▶ EXTRACTED RECORDS
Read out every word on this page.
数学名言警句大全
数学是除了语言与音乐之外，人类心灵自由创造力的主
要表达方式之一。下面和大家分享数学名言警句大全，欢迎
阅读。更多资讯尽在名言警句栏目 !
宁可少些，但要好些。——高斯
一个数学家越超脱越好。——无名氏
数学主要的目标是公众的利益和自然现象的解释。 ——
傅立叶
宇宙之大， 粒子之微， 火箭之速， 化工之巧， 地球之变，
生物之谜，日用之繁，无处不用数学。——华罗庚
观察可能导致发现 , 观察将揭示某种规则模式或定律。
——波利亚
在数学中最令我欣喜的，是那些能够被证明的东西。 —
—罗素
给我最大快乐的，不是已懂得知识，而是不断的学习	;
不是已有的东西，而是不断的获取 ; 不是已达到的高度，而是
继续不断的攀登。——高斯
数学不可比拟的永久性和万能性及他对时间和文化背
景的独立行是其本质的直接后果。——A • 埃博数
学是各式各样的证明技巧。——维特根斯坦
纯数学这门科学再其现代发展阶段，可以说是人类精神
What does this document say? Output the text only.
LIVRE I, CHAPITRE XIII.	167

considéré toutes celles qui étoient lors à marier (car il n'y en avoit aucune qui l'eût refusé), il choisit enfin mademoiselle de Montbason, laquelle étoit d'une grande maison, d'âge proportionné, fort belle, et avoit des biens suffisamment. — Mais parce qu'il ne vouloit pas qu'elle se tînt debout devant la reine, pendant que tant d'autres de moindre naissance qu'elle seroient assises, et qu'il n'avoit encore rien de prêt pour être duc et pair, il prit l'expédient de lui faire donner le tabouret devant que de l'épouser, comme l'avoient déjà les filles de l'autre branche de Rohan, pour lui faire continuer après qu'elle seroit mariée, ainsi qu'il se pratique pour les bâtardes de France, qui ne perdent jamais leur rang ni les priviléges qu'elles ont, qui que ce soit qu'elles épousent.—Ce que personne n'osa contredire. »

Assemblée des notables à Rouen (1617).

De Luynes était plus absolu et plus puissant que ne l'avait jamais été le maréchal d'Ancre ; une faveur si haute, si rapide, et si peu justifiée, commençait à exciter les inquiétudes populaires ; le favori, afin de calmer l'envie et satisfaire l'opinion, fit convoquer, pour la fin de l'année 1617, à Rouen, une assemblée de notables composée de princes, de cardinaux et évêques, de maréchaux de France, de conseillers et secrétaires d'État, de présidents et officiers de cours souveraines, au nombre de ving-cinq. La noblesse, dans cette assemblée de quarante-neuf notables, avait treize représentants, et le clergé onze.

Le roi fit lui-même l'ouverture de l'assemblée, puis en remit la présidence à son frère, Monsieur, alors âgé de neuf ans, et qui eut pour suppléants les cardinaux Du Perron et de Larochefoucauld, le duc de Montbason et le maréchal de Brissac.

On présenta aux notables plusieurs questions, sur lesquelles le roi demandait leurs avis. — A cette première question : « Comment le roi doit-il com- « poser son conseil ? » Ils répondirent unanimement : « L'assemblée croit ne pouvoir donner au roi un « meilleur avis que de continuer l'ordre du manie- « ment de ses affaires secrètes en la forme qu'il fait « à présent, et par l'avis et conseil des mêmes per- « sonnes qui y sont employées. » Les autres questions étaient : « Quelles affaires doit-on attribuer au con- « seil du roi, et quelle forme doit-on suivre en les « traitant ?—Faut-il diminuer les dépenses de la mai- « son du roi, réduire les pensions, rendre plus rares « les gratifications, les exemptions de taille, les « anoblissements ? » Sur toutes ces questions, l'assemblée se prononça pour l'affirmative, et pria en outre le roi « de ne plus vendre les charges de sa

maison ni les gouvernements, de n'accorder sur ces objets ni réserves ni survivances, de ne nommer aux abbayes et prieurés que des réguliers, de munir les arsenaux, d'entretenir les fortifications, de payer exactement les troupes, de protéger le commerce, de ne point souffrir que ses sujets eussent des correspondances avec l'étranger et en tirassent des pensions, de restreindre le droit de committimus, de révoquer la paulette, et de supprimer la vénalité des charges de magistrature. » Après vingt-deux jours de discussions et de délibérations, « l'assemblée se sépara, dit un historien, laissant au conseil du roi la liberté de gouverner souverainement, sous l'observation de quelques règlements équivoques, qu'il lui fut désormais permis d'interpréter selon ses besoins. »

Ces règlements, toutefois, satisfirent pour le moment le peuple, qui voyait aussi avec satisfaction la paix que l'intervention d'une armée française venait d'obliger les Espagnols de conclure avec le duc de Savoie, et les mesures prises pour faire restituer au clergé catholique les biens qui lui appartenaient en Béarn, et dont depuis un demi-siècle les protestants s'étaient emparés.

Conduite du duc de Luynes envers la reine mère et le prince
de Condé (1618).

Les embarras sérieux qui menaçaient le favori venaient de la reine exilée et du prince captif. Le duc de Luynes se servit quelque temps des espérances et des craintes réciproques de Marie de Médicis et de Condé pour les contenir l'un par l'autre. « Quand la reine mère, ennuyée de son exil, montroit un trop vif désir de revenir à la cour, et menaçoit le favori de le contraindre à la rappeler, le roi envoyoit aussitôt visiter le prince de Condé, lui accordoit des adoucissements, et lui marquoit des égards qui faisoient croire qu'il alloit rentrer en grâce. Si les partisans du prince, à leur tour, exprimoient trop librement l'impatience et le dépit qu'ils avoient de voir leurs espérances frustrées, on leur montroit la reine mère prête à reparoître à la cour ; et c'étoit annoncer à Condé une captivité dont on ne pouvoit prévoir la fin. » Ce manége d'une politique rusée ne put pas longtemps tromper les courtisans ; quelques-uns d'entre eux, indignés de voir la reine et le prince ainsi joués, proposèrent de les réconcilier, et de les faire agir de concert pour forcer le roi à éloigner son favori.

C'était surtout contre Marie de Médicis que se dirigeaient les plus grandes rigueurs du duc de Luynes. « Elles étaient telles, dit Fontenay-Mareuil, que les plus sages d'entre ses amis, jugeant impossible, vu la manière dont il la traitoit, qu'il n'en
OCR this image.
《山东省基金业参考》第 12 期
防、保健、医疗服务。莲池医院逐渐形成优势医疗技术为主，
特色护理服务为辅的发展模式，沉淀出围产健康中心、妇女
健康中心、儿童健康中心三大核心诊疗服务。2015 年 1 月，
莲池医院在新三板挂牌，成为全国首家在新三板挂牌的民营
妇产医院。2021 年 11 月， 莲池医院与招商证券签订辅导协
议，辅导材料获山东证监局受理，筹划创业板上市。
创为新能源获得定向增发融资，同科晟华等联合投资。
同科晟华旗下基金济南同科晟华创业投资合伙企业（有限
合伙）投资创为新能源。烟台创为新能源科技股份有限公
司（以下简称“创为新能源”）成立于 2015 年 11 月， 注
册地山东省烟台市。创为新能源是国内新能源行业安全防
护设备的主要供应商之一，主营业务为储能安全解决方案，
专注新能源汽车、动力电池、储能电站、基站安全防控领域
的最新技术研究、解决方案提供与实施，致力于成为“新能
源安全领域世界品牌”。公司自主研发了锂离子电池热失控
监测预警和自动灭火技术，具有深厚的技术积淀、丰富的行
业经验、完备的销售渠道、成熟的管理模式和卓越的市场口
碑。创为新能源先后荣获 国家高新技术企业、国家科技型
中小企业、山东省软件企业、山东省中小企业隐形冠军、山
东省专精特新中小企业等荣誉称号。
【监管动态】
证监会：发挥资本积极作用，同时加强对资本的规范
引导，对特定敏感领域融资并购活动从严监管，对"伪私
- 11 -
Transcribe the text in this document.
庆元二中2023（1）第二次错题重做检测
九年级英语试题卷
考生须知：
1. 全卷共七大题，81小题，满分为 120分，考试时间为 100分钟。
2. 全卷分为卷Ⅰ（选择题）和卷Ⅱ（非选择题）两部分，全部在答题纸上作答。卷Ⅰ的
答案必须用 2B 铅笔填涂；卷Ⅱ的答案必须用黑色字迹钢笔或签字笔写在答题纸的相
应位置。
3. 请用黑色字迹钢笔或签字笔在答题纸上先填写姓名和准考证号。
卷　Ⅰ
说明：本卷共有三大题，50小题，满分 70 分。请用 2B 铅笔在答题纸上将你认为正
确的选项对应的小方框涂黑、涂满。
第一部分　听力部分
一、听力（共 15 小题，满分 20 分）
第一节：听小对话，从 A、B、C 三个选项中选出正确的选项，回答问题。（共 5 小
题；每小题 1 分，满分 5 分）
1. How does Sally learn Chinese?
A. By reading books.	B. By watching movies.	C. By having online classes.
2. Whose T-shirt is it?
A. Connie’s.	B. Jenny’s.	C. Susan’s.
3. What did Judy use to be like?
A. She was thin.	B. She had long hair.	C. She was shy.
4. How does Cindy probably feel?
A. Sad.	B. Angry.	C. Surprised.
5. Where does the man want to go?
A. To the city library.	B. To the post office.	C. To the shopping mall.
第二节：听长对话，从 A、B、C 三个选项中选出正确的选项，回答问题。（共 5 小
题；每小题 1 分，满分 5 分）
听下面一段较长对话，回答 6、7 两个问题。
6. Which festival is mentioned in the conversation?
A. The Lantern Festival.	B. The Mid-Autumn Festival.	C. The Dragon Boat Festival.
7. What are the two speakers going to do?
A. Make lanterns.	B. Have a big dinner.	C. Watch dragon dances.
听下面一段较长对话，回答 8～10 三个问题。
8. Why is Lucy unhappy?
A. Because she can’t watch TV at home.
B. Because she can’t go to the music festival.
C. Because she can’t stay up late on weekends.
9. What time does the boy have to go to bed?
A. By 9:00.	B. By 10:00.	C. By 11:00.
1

▶ TO DO
Copy out exactly the lines from the line with "Transcribe the text in this document." to the end of the listing, including both of those lines, and give nothing else.

▶ RESULT OF THE TASK
Transcribe the text in this document.
庆元二中2023（1）第二次错题重做检测
九年级英语试题卷
考生须知：
1. 全卷共七大题，81小题，满分为 120分，考试时间为 100分钟。
2. 全卷分为卷Ⅰ（选择题）和卷Ⅱ（非选择题）两部分，全部在答题纸上作答。卷Ⅰ的
答案必须用 2B 铅笔填涂；卷Ⅱ的答案必须用黑色字迹钢笔或签字笔写在答题纸的相
应位置。
3. 请用黑色字迹钢笔或签字笔在答题纸上先填写姓名和准考证号。
卷　Ⅰ
说明：本卷共有三大题，50小题，满分 70 分。请用 2B 铅笔在答题纸上将你认为正
确的选项对应的小方框涂黑、涂满。
第一部分　听力部分
一、听力（共 15 小题，满分 20 分）
第一节：听小对话，从 A、B、C 三个选项中选出正确的选项，回答问题。（共 5 小
题；每小题 1 分，满分 5 分）
1. How does Sally learn Chinese?
A. By reading books.	B. By watching movies.	C. By having online classes.
2. Whose T-shirt is it?
A. Connie’s.	B. Jenny’s.	C. Susan’s.
3. What did Judy use to be like?
A. She was thin.	B. She had long hair.	C. She was shy.
4. How does Cindy probably feel?
A. Sad.	B. Angry.	C. Surprised.
5. Where does the man want to go?
A. To the city library.	B. To the post office.	C. To the shopping mall.
第二节：听长对话，从 A、B、C 三个选项中选出正确的选项，回答问题。（共 5 小
题；每小题 1 分，满分 5 分）
听下面一段较长对话，回答 6、7 两个问题。
6. Which festival is mentioned in the conversation?
A. The Lantern Festival.	B. The Mid-Autumn Festival.	C. The Dragon Boat Festival.
7. What are the two speakers going to do?
A. Make lanterns.	B. Have a big dinner.	C. Watch dragon dances.
听下面一段较长对话，回答 8～10 三个问题。
8. Why is Lucy unhappy?
A. Because she can’t watch TV at home.
B. Because she can’t go to the music festival.
C. Because she can’t stay up late on weekends.
9. What time does the boy have to go to bed?
A. By 9:00.	B. By 10:00.	C. By 11:00.
1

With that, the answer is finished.